> **OBJECTIVE**
Without the pictures, output the records below word for word.

> **MATERIALS PROVIDED**
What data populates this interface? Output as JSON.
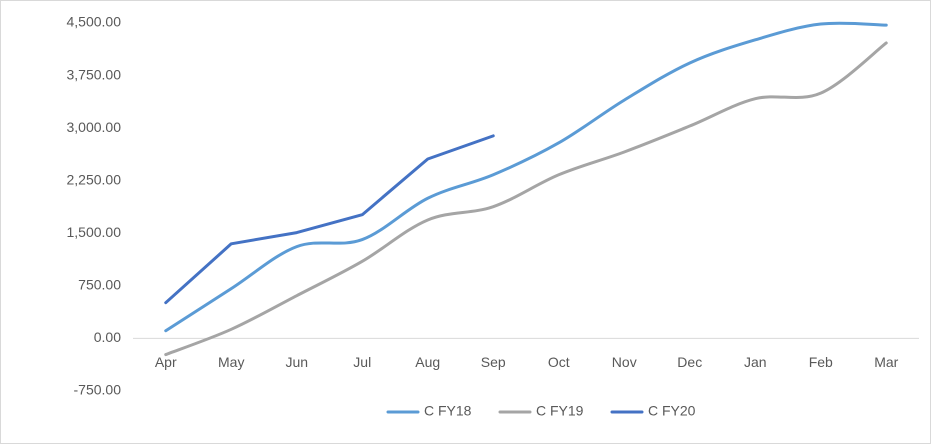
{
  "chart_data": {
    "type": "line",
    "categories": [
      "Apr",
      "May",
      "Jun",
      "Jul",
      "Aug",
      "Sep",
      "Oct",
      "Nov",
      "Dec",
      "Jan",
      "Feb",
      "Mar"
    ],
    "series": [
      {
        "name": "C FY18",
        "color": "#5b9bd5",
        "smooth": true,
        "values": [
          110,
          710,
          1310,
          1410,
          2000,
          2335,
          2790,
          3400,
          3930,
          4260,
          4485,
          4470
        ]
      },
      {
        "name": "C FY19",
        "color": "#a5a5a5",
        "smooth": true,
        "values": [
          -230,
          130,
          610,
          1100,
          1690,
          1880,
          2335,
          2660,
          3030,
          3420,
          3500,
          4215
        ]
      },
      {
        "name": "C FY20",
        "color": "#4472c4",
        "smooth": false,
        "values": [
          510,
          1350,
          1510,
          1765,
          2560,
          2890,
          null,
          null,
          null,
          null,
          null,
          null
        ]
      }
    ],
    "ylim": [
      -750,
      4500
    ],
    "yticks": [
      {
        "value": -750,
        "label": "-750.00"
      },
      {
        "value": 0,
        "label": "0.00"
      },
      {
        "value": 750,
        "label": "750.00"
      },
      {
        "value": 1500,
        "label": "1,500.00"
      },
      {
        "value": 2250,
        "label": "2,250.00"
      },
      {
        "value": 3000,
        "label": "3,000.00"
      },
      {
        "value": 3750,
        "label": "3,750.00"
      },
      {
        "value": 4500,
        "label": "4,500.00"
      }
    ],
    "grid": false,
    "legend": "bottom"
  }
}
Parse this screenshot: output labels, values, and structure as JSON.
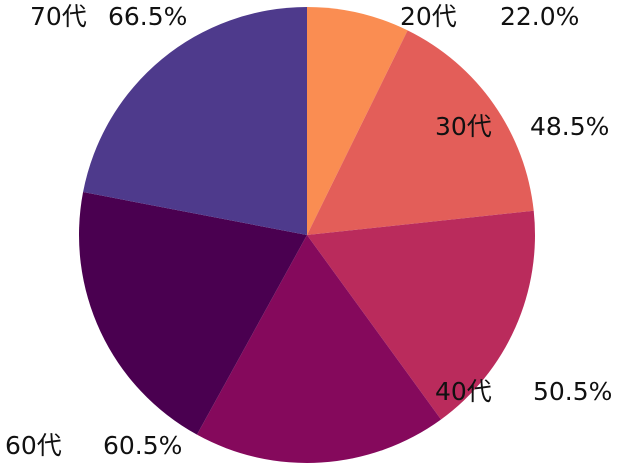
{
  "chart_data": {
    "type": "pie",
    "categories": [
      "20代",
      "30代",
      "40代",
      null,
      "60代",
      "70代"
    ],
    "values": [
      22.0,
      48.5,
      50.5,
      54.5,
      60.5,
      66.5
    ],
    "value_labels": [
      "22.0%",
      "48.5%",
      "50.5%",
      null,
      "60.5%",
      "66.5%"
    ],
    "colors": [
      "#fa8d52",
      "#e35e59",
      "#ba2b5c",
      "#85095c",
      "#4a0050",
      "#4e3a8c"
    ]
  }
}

> **WORKED ANSWER**
What data populates this interface? Output as JSON.
{
  "chart_data": {
    "type": "line",
    "categories": [
      "Apr",
      "May",
      "Jun",
      "Jul",
      "Aug",
      "Sep",
      "Oct",
      "Nov",
      "Dec",
      "Jan",
      "Feb",
      "Mar"
    ],
    "series": [
      {
        "name": "C FY18",
        "color": "#5b9bd5",
        "smooth": true,
        "values": [
          110,
          710,
          1310,
          1410,
          2000,
          2335,
          2790,
          3400,
          3930,
          4260,
          4485,
          4470
        ]
      },
      {
        "name": "C FY19",
        "color": "#a5a5a5",
        "smooth": true,
        "values": [
          -230,
          130,
          610,
          1100,
          1690,
          1880,
          2335,
          2660,
          3030,
          3420,
          3500,
          4215
        ]
      },
      {
        "name": "C FY20",
        "color": "#4472c4",
        "smooth": false,
        "values": [
          510,
          1350,
          1510,
          1765,
          2560,
          2890,
          null,
          null,
          null,
          null,
          null,
          null
        ]
      }
    ],
    "ylim": [
      -750,
      4500
    ],
    "yticks": [
      {
        "value": -750,
        "label": "-750.00"
      },
      {
        "value": 0,
        "label": "0.00"
      },
      {
        "value": 750,
        "label": "750.00"
      },
      {
        "value": 1500,
        "label": "1,500.00"
      },
      {
        "value": 2250,
        "label": "2,250.00"
      },
      {
        "value": 3000,
        "label": "3,000.00"
      },
      {
        "value": 3750,
        "label": "3,750.00"
      },
      {
        "value": 4500,
        "label": "4,500.00"
      }
    ],
    "grid": false,
    "legend": "bottom"
  }
}
Parse this screenshot: output labels, values, and structure as JSON.
{
  "chart_data": {
    "type": "pie",
    "categories": [
      "20代",
      "30代",
      "40代",
      null,
      "60代",
      "70代"
    ],
    "values": [
      22.0,
      48.5,
      50.5,
      54.5,
      60.5,
      66.5
    ],
    "value_labels": [
      "22.0%",
      "48.5%",
      "50.5%",
      null,
      "60.5%",
      "66.5%"
    ],
    "colors": [
      "#fa8d52",
      "#e35e59",
      "#ba2b5c",
      "#85095c",
      "#4a0050",
      "#4e3a8c"
    ]
  }
}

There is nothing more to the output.